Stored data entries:
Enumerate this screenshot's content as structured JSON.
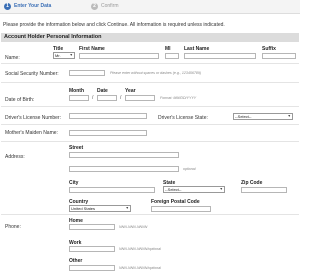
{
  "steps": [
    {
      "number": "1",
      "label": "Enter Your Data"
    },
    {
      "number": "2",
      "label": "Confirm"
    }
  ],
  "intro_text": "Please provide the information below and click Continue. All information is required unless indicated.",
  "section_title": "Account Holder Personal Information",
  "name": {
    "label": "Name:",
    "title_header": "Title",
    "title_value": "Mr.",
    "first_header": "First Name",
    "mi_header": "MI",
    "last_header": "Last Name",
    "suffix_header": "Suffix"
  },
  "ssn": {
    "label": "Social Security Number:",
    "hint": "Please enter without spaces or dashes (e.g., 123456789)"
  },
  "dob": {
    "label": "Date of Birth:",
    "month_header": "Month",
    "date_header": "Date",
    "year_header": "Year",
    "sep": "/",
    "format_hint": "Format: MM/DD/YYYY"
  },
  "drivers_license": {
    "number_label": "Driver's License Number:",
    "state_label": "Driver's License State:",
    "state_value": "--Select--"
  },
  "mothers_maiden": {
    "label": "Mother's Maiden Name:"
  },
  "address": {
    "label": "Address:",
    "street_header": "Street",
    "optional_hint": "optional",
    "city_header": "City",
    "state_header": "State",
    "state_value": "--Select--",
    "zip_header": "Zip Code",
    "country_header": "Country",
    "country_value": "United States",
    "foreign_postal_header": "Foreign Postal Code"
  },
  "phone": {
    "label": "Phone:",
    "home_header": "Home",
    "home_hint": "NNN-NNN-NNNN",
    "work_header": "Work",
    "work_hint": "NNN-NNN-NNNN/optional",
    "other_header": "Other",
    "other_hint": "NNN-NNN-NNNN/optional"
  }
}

- Exercise brief -
In the copy, include all records verbatim but no images.

- Expected answer -
Enumerate this screenshot's content as structured JSON.
{
  "steps": [
    {
      "number": "1",
      "label": "Enter Your Data"
    },
    {
      "number": "2",
      "label": "Confirm"
    }
  ],
  "intro_text": "Please provide the information below and click Continue. All information is required unless indicated.",
  "section_title": "Account Holder Personal Information",
  "name": {
    "label": "Name:",
    "title_header": "Title",
    "title_value": "Mr.",
    "first_header": "First Name",
    "mi_header": "MI",
    "last_header": "Last Name",
    "suffix_header": "Suffix"
  },
  "ssn": {
    "label": "Social Security Number:",
    "hint": "Please enter without spaces or dashes (e.g., 123456789)"
  },
  "dob": {
    "label": "Date of Birth:",
    "month_header": "Month",
    "date_header": "Date",
    "year_header": "Year",
    "sep": "/",
    "format_hint": "Format: MM/DD/YYYY"
  },
  "drivers_license": {
    "number_label": "Driver's License Number:",
    "state_label": "Driver's License State:",
    "state_value": "--Select--"
  },
  "mothers_maiden": {
    "label": "Mother's Maiden Name:"
  },
  "address": {
    "label": "Address:",
    "street_header": "Street",
    "optional_hint": "optional",
    "city_header": "City",
    "state_header": "State",
    "state_value": "--Select--",
    "zip_header": "Zip Code",
    "country_header": "Country",
    "country_value": "United States",
    "foreign_postal_header": "Foreign Postal Code"
  },
  "phone": {
    "label": "Phone:",
    "home_header": "Home",
    "home_hint": "NNN-NNN-NNNN",
    "work_header": "Work",
    "work_hint": "NNN-NNN-NNNN/optional",
    "other_header": "Other",
    "other_hint": "NNN-NNN-NNNN/optional"
  }
}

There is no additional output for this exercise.